(Figure dataset records)
# # # # #

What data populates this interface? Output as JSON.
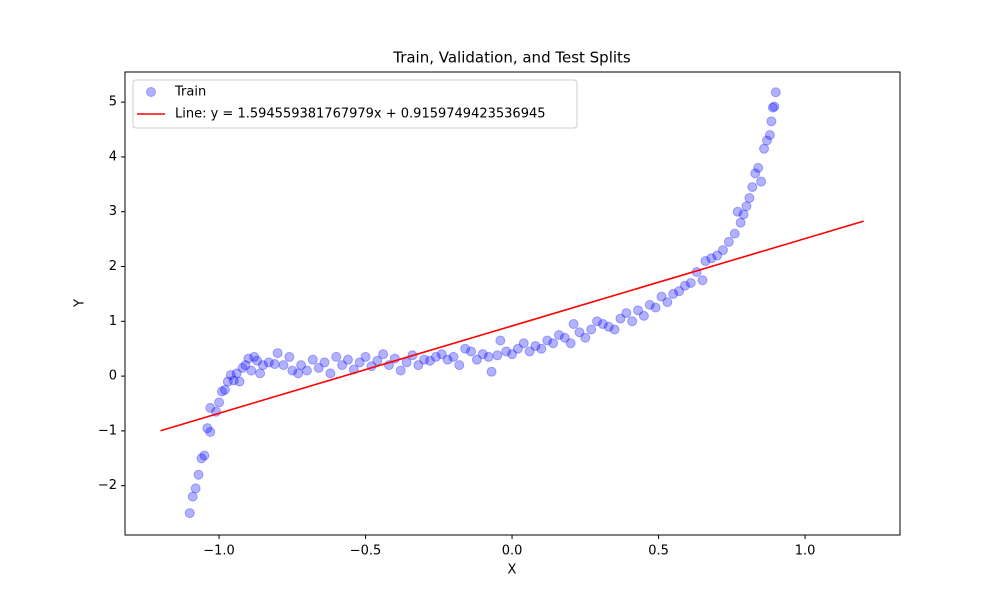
{
  "chart_data": {
    "type": "scatter",
    "title": "Train, Validation, and Test Splits",
    "xlabel": "X",
    "ylabel": "Y",
    "xlim": [
      -1.321,
      1.324
    ],
    "ylim": [
      -2.9,
      5.55
    ],
    "xticks": [
      {
        "value": -1.0,
        "label": "−1.0"
      },
      {
        "value": -0.5,
        "label": "−0.5"
      },
      {
        "value": 0.0,
        "label": "0.0"
      },
      {
        "value": 0.5,
        "label": "0.5"
      },
      {
        "value": 1.0,
        "label": "1.0"
      }
    ],
    "yticks": [
      {
        "value": -2,
        "label": "−2"
      },
      {
        "value": -1,
        "label": "−1"
      },
      0,
      1,
      2,
      3,
      4,
      5
    ],
    "legend": "upper left",
    "series": [
      {
        "name": "Train",
        "type": "scatter",
        "color": "#0000ff",
        "x": [
          -1.1,
          -1.09,
          -1.08,
          -1.07,
          -1.06,
          -1.05,
          -1.04,
          -1.03,
          -1.03,
          -1.01,
          -1.0,
          -0.99,
          -0.98,
          -0.97,
          -0.96,
          -0.95,
          -0.94,
          -0.93,
          -0.92,
          -0.91,
          -0.9,
          -0.89,
          -0.88,
          -0.87,
          -0.86,
          -0.85,
          -0.83,
          -0.81,
          -0.8,
          -0.78,
          -0.76,
          -0.75,
          -0.73,
          -0.72,
          -0.7,
          -0.68,
          -0.66,
          -0.64,
          -0.62,
          -0.6,
          -0.58,
          -0.56,
          -0.54,
          -0.52,
          -0.5,
          -0.48,
          -0.46,
          -0.44,
          -0.42,
          -0.4,
          -0.38,
          -0.36,
          -0.34,
          -0.32,
          -0.3,
          -0.28,
          -0.26,
          -0.24,
          -0.22,
          -0.2,
          -0.18,
          -0.16,
          -0.14,
          -0.12,
          -0.1,
          -0.08,
          -0.07,
          -0.05,
          -0.04,
          -0.02,
          0.0,
          0.02,
          0.04,
          0.06,
          0.08,
          0.1,
          0.12,
          0.14,
          0.16,
          0.18,
          0.2,
          0.21,
          0.23,
          0.25,
          0.27,
          0.29,
          0.31,
          0.33,
          0.35,
          0.37,
          0.39,
          0.41,
          0.43,
          0.45,
          0.47,
          0.49,
          0.51,
          0.53,
          0.55,
          0.57,
          0.59,
          0.61,
          0.63,
          0.65,
          0.66,
          0.68,
          0.7,
          0.72,
          0.74,
          0.76,
          0.77,
          0.78,
          0.79,
          0.8,
          0.81,
          0.82,
          0.83,
          0.84,
          0.85,
          0.86,
          0.87,
          0.88,
          0.885,
          0.89,
          0.895,
          0.9
        ],
        "values": [
          -2.5,
          -2.2,
          -2.05,
          -1.8,
          -1.5,
          -1.45,
          -0.95,
          -1.02,
          -0.58,
          -0.65,
          -0.48,
          -0.28,
          -0.25,
          -0.1,
          0.02,
          -0.08,
          0.05,
          -0.1,
          0.15,
          0.2,
          0.32,
          0.1,
          0.35,
          0.28,
          0.05,
          0.2,
          0.25,
          0.22,
          0.42,
          0.2,
          0.35,
          0.1,
          0.05,
          0.2,
          0.1,
          0.3,
          0.15,
          0.25,
          0.05,
          0.35,
          0.2,
          0.3,
          0.12,
          0.25,
          0.35,
          0.18,
          0.28,
          0.4,
          0.2,
          0.32,
          0.1,
          0.25,
          0.38,
          0.2,
          0.3,
          0.28,
          0.35,
          0.4,
          0.3,
          0.35,
          0.2,
          0.5,
          0.45,
          0.3,
          0.4,
          0.35,
          0.08,
          0.38,
          0.65,
          0.45,
          0.4,
          0.5,
          0.6,
          0.45,
          0.55,
          0.5,
          0.65,
          0.6,
          0.75,
          0.7,
          0.6,
          0.95,
          0.8,
          0.7,
          0.85,
          1.0,
          0.95,
          0.9,
          0.85,
          1.05,
          1.15,
          1.0,
          1.2,
          1.1,
          1.3,
          1.25,
          1.45,
          1.35,
          1.5,
          1.55,
          1.65,
          1.7,
          1.9,
          1.75,
          2.1,
          2.15,
          2.2,
          2.3,
          2.45,
          2.6,
          3.0,
          2.8,
          2.95,
          3.1,
          3.25,
          3.45,
          3.7,
          3.8,
          3.55,
          4.15,
          4.3,
          4.4,
          4.65,
          4.9,
          4.92,
          5.18
        ]
      },
      {
        "name": "Line: y = 1.594559381767979x + 0.9159749423536945",
        "type": "line",
        "color": "#ff0000",
        "x": [
          -1.2,
          1.2
        ],
        "values": [
          -0.997,
          2.829
        ]
      }
    ]
  }
}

# # # # #

## What you are asked to do
Excluding the pictures, reproduce every entry exactly as given.

## Solution for this task
What data populates this interface? Output as JSON.
{
  "chart_data": {
    "type": "scatter",
    "title": "Train, Validation, and Test Splits",
    "xlabel": "X",
    "ylabel": "Y",
    "xlim": [
      -1.321,
      1.324
    ],
    "ylim": [
      -2.9,
      5.55
    ],
    "xticks": [
      {
        "value": -1.0,
        "label": "−1.0"
      },
      {
        "value": -0.5,
        "label": "−0.5"
      },
      {
        "value": 0.0,
        "label": "0.0"
      },
      {
        "value": 0.5,
        "label": "0.5"
      },
      {
        "value": 1.0,
        "label": "1.0"
      }
    ],
    "yticks": [
      {
        "value": -2,
        "label": "−2"
      },
      {
        "value": -1,
        "label": "−1"
      },
      0,
      1,
      2,
      3,
      4,
      5
    ],
    "legend": "upper left",
    "series": [
      {
        "name": "Train",
        "type": "scatter",
        "color": "#0000ff",
        "x": [
          -1.1,
          -1.09,
          -1.08,
          -1.07,
          -1.06,
          -1.05,
          -1.04,
          -1.03,
          -1.03,
          -1.01,
          -1.0,
          -0.99,
          -0.98,
          -0.97,
          -0.96,
          -0.95,
          -0.94,
          -0.93,
          -0.92,
          -0.91,
          -0.9,
          -0.89,
          -0.88,
          -0.87,
          -0.86,
          -0.85,
          -0.83,
          -0.81,
          -0.8,
          -0.78,
          -0.76,
          -0.75,
          -0.73,
          -0.72,
          -0.7,
          -0.68,
          -0.66,
          -0.64,
          -0.62,
          -0.6,
          -0.58,
          -0.56,
          -0.54,
          -0.52,
          -0.5,
          -0.48,
          -0.46,
          -0.44,
          -0.42,
          -0.4,
          -0.38,
          -0.36,
          -0.34,
          -0.32,
          -0.3,
          -0.28,
          -0.26,
          -0.24,
          -0.22,
          -0.2,
          -0.18,
          -0.16,
          -0.14,
          -0.12,
          -0.1,
          -0.08,
          -0.07,
          -0.05,
          -0.04,
          -0.02,
          0.0,
          0.02,
          0.04,
          0.06,
          0.08,
          0.1,
          0.12,
          0.14,
          0.16,
          0.18,
          0.2,
          0.21,
          0.23,
          0.25,
          0.27,
          0.29,
          0.31,
          0.33,
          0.35,
          0.37,
          0.39,
          0.41,
          0.43,
          0.45,
          0.47,
          0.49,
          0.51,
          0.53,
          0.55,
          0.57,
          0.59,
          0.61,
          0.63,
          0.65,
          0.66,
          0.68,
          0.7,
          0.72,
          0.74,
          0.76,
          0.77,
          0.78,
          0.79,
          0.8,
          0.81,
          0.82,
          0.83,
          0.84,
          0.85,
          0.86,
          0.87,
          0.88,
          0.885,
          0.89,
          0.895,
          0.9
        ],
        "values": [
          -2.5,
          -2.2,
          -2.05,
          -1.8,
          -1.5,
          -1.45,
          -0.95,
          -1.02,
          -0.58,
          -0.65,
          -0.48,
          -0.28,
          -0.25,
          -0.1,
          0.02,
          -0.08,
          0.05,
          -0.1,
          0.15,
          0.2,
          0.32,
          0.1,
          0.35,
          0.28,
          0.05,
          0.2,
          0.25,
          0.22,
          0.42,
          0.2,
          0.35,
          0.1,
          0.05,
          0.2,
          0.1,
          0.3,
          0.15,
          0.25,
          0.05,
          0.35,
          0.2,
          0.3,
          0.12,
          0.25,
          0.35,
          0.18,
          0.28,
          0.4,
          0.2,
          0.32,
          0.1,
          0.25,
          0.38,
          0.2,
          0.3,
          0.28,
          0.35,
          0.4,
          0.3,
          0.35,
          0.2,
          0.5,
          0.45,
          0.3,
          0.4,
          0.35,
          0.08,
          0.38,
          0.65,
          0.45,
          0.4,
          0.5,
          0.6,
          0.45,
          0.55,
          0.5,
          0.65,
          0.6,
          0.75,
          0.7,
          0.6,
          0.95,
          0.8,
          0.7,
          0.85,
          1.0,
          0.95,
          0.9,
          0.85,
          1.05,
          1.15,
          1.0,
          1.2,
          1.1,
          1.3,
          1.25,
          1.45,
          1.35,
          1.5,
          1.55,
          1.65,
          1.7,
          1.9,
          1.75,
          2.1,
          2.15,
          2.2,
          2.3,
          2.45,
          2.6,
          3.0,
          2.8,
          2.95,
          3.1,
          3.25,
          3.45,
          3.7,
          3.8,
          3.55,
          4.15,
          4.3,
          4.4,
          4.65,
          4.9,
          4.92,
          5.18
        ]
      },
      {
        "name": "Line: y = 1.594559381767979x + 0.9159749423536945",
        "type": "line",
        "color": "#ff0000",
        "x": [
          -1.2,
          1.2
        ],
        "values": [
          -0.997,
          2.829
        ]
      }
    ]
  }
}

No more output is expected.